Text:
Hash table (also called hash map) is a data structure that implements an associative array abstract data type, a structure that can map keys to values.
┌────────────┐
│ Hash table │
├────────────┤
├────────────┤ ┌─────────┐ ┌─────────┐ ┌─────────┐
│ slot 1 ├─>┤ entry 0 ├─>┤ entry 1 ├─...──┤ entry n ├─...
├────────────┤ └─────────┘ └─────────┘ └─────────┘
├────────────┤ ┌─────────┐ ┌─────────┐ ┌─────────┐
│ slot 2 ├─>┤ entry 0 ├─>┤ entry 1 ├─>┤ entry 2 ├─...
├────────────┤ └─────────┘ └─────────┘ └─────────┘
│ ... │
├────────────┤
│ slot 255 ├─...
└────────────┘
A chained hash table fundamentally consists of an array of linked lists. Each list forms a slot in which we place all elements hashing to a specific position in the array (see figure above).
Hash collision is when two pieces of data in a hash table share the same hash value. The hash value in this case is derived from a hash function.
╔══════════════════╦════════════════════════════════════════════════╗ ║ Hash function ║ Description ║ ╚══════════════════╩════════════════════════════════════════════════╝ ┌──────────────────┬────────────────────────────────────────────────┐ │ one_hash │ h(x) = 1 │ ├──────────────────┼────────────────────────────────────────────────┤ │ first_ascii_hash │ h(x) = x[0] │ ├──────────────────┼────────────────────────────────────────────────┤ │ sum_ascii_hash │ h(x) = x[0] + x[1] + ... + x[len(x)] │ ├──────────────────┼────────────────────────────────────────────────┤ │ ror_hash │ for i in len(x): h(x) = x[i] xor (h(x) ror 1) │ ├──────────────────┼────────────────────────────────────────────────┤ │ length_hash │ h(x) = len(x) │ ├──────────────────┼────────────────────────────────────────────────┤ │ wsum_ascii_hash │ h(x) = 1*x[0] + 2*x[1] + ... │ ├──────────────────┼────────────────────────────────────────────────┤ │ crc32_hash │ ... │ └──────────────────┴────────────────────────────────────────────────┘
Collisions test is described on the figure below:
╔════════╗ ╔═════════════════════╗ ╔════════════════╗ ║ 824528 ║ ║ Load to hash table ║ ║ Get collisions ║ ║ words ║ >>> ║ and calculate words ║ >>> ║ number ║ ║ array ║ ║ duplicates ║ ║ ║ ╚════════╝ ╚═════════════════════╝ ╚════════════════╝
After analyzing the figures below, we can say that hashes sum_ascii_hash, crc32_hash and ror_hash can be used as 'good' hash functions.

[Element placement data]
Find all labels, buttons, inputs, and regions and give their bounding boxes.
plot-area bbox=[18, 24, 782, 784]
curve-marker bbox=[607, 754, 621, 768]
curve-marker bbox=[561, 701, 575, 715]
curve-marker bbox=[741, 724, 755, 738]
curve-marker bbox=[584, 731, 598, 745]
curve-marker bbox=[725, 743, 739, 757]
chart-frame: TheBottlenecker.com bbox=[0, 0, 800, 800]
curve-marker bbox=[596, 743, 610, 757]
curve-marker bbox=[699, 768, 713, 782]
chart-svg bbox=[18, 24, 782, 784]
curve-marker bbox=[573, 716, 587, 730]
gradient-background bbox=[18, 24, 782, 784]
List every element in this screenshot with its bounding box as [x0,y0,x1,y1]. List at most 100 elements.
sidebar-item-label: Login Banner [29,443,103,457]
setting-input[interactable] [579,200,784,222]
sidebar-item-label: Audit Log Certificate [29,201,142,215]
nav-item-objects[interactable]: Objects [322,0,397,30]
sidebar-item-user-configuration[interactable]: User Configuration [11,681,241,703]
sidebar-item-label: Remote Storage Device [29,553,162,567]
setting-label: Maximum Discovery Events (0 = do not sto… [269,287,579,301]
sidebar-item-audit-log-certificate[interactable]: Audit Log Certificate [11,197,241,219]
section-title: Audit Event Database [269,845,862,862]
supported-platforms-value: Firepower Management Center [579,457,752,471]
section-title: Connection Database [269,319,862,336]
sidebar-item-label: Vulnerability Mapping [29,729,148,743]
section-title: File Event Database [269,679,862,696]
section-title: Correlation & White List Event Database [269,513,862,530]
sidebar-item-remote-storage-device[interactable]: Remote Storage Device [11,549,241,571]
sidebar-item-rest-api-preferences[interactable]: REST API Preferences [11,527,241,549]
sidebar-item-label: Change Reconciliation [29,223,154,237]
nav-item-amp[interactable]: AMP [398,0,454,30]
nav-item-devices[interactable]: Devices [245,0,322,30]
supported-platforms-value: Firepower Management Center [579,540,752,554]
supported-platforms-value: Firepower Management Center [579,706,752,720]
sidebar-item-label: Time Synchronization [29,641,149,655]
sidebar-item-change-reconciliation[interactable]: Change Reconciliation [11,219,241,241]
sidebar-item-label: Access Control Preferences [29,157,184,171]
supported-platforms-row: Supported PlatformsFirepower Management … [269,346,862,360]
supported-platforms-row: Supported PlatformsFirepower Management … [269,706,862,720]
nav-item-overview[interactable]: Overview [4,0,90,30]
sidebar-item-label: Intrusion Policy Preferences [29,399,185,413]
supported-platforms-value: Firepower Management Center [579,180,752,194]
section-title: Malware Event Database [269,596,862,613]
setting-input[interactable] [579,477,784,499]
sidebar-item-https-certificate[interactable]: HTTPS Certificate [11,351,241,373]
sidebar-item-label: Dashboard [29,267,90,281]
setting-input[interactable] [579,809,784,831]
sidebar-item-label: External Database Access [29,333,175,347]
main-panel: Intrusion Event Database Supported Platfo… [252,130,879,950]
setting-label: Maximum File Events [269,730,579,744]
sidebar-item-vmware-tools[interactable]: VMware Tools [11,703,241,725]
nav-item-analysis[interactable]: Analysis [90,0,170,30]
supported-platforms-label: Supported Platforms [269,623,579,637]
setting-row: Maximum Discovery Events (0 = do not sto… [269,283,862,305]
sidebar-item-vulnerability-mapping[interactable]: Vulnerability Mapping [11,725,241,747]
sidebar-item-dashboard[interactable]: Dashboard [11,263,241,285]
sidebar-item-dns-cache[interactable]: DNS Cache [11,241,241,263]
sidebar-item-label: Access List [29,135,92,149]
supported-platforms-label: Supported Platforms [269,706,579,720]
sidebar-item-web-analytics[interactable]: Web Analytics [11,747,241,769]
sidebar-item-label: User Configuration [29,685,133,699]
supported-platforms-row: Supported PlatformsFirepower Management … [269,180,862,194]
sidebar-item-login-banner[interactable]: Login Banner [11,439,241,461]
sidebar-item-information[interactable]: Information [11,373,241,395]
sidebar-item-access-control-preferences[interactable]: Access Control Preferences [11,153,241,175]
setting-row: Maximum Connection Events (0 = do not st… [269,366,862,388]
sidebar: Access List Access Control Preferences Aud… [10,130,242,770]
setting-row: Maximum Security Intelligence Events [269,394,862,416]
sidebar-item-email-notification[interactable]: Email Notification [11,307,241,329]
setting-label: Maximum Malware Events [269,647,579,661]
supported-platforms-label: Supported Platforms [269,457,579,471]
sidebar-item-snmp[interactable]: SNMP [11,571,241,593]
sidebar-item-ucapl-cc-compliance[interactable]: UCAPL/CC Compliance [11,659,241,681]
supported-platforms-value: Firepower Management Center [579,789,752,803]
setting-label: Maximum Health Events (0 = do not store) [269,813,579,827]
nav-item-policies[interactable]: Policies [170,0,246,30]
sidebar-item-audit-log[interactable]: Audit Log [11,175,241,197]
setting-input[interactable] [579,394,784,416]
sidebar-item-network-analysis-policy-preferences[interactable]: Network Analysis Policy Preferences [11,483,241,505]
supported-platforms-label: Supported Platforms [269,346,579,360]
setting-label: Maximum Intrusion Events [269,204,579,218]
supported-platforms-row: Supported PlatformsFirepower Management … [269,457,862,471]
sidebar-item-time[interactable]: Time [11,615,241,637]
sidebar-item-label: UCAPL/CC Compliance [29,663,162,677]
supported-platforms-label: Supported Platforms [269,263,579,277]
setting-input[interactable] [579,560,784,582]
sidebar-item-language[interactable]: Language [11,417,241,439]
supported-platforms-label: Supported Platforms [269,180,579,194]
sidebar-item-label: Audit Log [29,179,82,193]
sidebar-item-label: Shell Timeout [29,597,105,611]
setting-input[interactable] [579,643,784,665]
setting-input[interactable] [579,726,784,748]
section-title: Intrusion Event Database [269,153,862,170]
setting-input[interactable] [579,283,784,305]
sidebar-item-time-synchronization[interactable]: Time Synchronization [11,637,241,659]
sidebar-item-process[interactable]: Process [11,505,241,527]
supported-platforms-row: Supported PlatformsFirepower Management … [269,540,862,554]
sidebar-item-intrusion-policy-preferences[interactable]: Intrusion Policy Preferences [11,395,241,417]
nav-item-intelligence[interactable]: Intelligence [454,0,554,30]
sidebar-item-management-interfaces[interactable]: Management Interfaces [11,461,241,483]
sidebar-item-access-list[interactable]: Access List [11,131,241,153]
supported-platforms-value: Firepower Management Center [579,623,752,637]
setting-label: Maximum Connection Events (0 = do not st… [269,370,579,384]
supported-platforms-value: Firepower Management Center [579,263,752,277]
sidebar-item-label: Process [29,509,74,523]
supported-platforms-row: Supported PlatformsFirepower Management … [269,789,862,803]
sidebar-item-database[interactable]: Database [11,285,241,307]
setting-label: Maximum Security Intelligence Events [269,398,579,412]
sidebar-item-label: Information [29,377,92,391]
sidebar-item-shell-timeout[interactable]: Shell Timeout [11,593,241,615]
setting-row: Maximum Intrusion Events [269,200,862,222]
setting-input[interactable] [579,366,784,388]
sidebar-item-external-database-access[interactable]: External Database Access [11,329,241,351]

Exercise description: List every hash function named in the table of the hash table text.

Result for this exercise: one_hash, first_ascii_hash, sum_ascii_hash, ror_hash, length_hash, wsum_ascii_hash, crc32_hash